- _Exercise goal_
Write out the material exactly, leaving every picture behind.

Material start

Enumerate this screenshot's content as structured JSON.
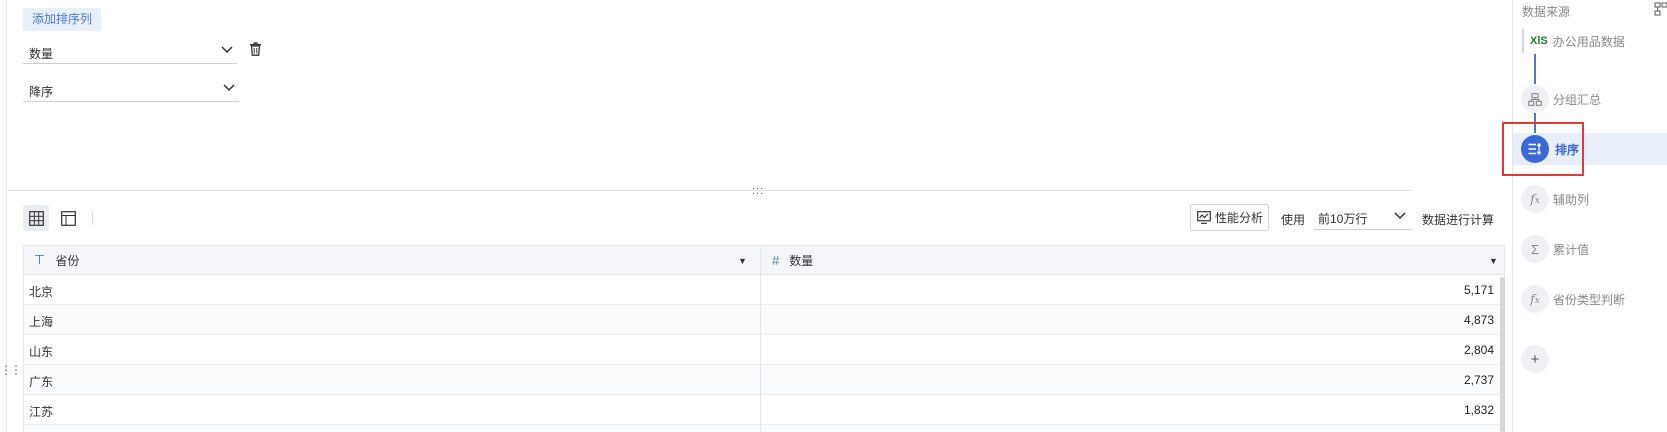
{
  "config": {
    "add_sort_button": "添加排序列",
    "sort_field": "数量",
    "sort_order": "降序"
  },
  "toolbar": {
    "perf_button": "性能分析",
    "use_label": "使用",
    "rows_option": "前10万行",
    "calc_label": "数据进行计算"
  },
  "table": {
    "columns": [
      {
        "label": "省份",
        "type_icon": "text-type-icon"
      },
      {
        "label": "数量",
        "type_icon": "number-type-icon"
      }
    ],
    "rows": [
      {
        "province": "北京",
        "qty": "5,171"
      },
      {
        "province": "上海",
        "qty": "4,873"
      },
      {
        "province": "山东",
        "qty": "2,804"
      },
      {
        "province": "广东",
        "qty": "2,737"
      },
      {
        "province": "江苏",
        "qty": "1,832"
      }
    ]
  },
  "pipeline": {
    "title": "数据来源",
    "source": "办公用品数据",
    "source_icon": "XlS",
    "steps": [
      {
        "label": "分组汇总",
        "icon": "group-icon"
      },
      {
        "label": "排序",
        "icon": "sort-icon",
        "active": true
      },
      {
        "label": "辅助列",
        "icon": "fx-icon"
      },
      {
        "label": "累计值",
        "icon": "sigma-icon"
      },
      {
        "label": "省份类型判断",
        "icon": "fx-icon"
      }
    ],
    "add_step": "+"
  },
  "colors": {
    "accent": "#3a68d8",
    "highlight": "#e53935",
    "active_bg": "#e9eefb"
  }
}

Material end

- _Exercise result_
Enumerate this screenshot's content as structured JSON.
{
  "config": {
    "add_sort_button": "添加排序列",
    "sort_field": "数量",
    "sort_order": "降序"
  },
  "toolbar": {
    "perf_button": "性能分析",
    "use_label": "使用",
    "rows_option": "前10万行",
    "calc_label": "数据进行计算"
  },
  "table": {
    "columns": [
      {
        "label": "省份",
        "type_icon": "text-type-icon"
      },
      {
        "label": "数量",
        "type_icon": "number-type-icon"
      }
    ],
    "rows": [
      {
        "province": "北京",
        "qty": "5,171"
      },
      {
        "province": "上海",
        "qty": "4,873"
      },
      {
        "province": "山东",
        "qty": "2,804"
      },
      {
        "province": "广东",
        "qty": "2,737"
      },
      {
        "province": "江苏",
        "qty": "1,832"
      }
    ]
  },
  "pipeline": {
    "title": "数据来源",
    "source": "办公用品数据",
    "source_icon": "XlS",
    "steps": [
      {
        "label": "分组汇总",
        "icon": "group-icon"
      },
      {
        "label": "排序",
        "icon": "sort-icon",
        "active": true
      },
      {
        "label": "辅助列",
        "icon": "fx-icon"
      },
      {
        "label": "累计值",
        "icon": "sigma-icon"
      },
      {
        "label": "省份类型判断",
        "icon": "fx-icon"
      }
    ],
    "add_step": "+"
  },
  "colors": {
    "accent": "#3a68d8",
    "highlight": "#e53935",
    "active_bg": "#e9eefb"
  }
}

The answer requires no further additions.